PROBLEM DESCRIPTION: Extract the listing below in full, unchanged.

RECORDS FOR THE TASK:
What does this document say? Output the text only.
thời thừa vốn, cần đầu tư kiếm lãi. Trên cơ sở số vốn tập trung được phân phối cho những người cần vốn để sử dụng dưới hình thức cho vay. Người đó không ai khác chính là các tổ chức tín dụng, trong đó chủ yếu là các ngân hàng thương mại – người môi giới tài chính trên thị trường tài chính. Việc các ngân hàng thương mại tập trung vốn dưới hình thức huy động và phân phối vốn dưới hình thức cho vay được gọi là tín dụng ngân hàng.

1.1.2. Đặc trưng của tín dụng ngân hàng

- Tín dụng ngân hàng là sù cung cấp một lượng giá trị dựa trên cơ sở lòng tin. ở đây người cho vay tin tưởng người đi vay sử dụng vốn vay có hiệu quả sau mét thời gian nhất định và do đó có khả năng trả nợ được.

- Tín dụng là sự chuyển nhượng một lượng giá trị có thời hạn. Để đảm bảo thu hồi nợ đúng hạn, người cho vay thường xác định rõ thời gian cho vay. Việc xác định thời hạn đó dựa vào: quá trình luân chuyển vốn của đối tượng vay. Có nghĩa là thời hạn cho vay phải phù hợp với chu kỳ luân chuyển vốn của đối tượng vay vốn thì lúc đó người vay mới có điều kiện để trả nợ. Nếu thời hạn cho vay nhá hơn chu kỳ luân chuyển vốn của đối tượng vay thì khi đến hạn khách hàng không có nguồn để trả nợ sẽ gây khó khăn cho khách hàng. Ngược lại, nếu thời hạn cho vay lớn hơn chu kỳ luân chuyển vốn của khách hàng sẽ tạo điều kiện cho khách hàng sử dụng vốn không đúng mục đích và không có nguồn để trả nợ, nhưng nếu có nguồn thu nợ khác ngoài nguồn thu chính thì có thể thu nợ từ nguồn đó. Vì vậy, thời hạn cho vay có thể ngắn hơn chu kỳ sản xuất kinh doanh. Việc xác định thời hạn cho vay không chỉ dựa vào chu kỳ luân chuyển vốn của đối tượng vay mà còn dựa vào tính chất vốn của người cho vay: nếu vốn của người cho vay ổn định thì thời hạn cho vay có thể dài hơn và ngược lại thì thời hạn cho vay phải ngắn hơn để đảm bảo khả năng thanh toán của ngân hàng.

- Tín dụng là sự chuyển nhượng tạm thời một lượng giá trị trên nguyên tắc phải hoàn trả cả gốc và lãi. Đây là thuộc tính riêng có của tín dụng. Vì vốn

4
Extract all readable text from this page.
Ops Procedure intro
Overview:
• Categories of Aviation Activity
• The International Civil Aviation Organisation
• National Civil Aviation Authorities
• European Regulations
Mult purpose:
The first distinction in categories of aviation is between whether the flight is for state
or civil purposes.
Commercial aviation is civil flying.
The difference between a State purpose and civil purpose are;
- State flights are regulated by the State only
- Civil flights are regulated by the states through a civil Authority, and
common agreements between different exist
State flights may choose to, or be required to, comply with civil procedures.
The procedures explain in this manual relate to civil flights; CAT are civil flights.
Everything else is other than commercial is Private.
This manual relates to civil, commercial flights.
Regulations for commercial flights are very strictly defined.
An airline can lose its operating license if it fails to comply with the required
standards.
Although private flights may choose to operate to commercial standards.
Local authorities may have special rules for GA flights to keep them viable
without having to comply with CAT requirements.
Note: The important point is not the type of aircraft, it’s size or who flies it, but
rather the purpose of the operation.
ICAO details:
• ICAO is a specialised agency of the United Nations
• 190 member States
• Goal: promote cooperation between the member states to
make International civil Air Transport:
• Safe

EXERCISE RESULT:
What does this document say? Output the text only.
thời thừa vốn, cần đầu tư kiếm lãi. Trên cơ sở số vốn tập trung được phân phối cho những người cần vốn để sử dụng dưới hình thức cho vay. Người đó không ai khác chính là các tổ chức tín dụng, trong đó chủ yếu là các ngân hàng thương mại – người môi giới tài chính trên thị trường tài chính. Việc các ngân hàng thương mại tập trung vốn dưới hình thức huy động và phân phối vốn dưới hình thức cho vay được gọi là tín dụng ngân hàng.

1.1.2. Đặc trưng của tín dụng ngân hàng

- Tín dụng ngân hàng là sù cung cấp một lượng giá trị dựa trên cơ sở lòng tin. ở đây người cho vay tin tưởng người đi vay sử dụng vốn vay có hiệu quả sau mét thời gian nhất định và do đó có khả năng trả nợ được.

- Tín dụng là sự chuyển nhượng một lượng giá trị có thời hạn. Để đảm bảo thu hồi nợ đúng hạn, người cho vay thường xác định rõ thời gian cho vay. Việc xác định thời hạn đó dựa vào: quá trình luân chuyển vốn của đối tượng vay. Có nghĩa là thời hạn cho vay phải phù hợp với chu kỳ luân chuyển vốn của đối tượng vay vốn thì lúc đó người vay mới có điều kiện để trả nợ. Nếu thời hạn cho vay nhá hơn chu kỳ luân chuyển vốn của đối tượng vay thì khi đến hạn khách hàng không có nguồn để trả nợ sẽ gây khó khăn cho khách hàng. Ngược lại, nếu thời hạn cho vay lớn hơn chu kỳ luân chuyển vốn của khách hàng sẽ tạo điều kiện cho khách hàng sử dụng vốn không đúng mục đích và không có nguồn để trả nợ, nhưng nếu có nguồn thu nợ khác ngoài nguồn thu chính thì có thể thu nợ từ nguồn đó. Vì vậy, thời hạn cho vay có thể ngắn hơn chu kỳ sản xuất kinh doanh. Việc xác định thời hạn cho vay không chỉ dựa vào chu kỳ luân chuyển vốn của đối tượng vay mà còn dựa vào tính chất vốn của người cho vay: nếu vốn của người cho vay ổn định thì thời hạn cho vay có thể dài hơn và ngược lại thì thời hạn cho vay phải ngắn hơn để đảm bảo khả năng thanh toán của ngân hàng.

- Tín dụng là sự chuyển nhượng tạm thời một lượng giá trị trên nguyên tắc phải hoàn trả cả gốc và lãi. Đây là thuộc tính riêng có của tín dụng. Vì vốn

4
Extract all readable text from this page.
Ops Procedure intro
Overview:
• Categories of Aviation Activity
• The International Civil Aviation Organisation
• National Civil Aviation Authorities
• European Regulations
Mult purpose:
The first distinction in categories of aviation is between whether the flight is for state
or civil purposes.
Commercial aviation is civil flying.
The difference between a State purpose and civil purpose are;
- State flights are regulated by the State only
- Civil flights are regulated by the states through a civil Authority, and
common agreements between different exist
State flights may choose to, or be required to, comply with civil procedures.
The procedures explain in this manual relate to civil flights; CAT are civil flights.
Everything else is other than commercial is Private.
This manual relates to civil, commercial flights.
Regulations for commercial flights are very strictly defined.
An airline can lose its operating license if it fails to comply with the required
standards.
Although private flights may choose to operate to commercial standards.
Local authorities may have special rules for GA flights to keep them viable
without having to comply with CAT requirements.
Note: The important point is not the type of aircraft, it’s size or who flies it, but
rather the purpose of the operation.
ICAO details:
• ICAO is a specialised agency of the United Nations
• 190 member States
• Goal: promote cooperation between the member states to
make International civil Air Transport:
• Safe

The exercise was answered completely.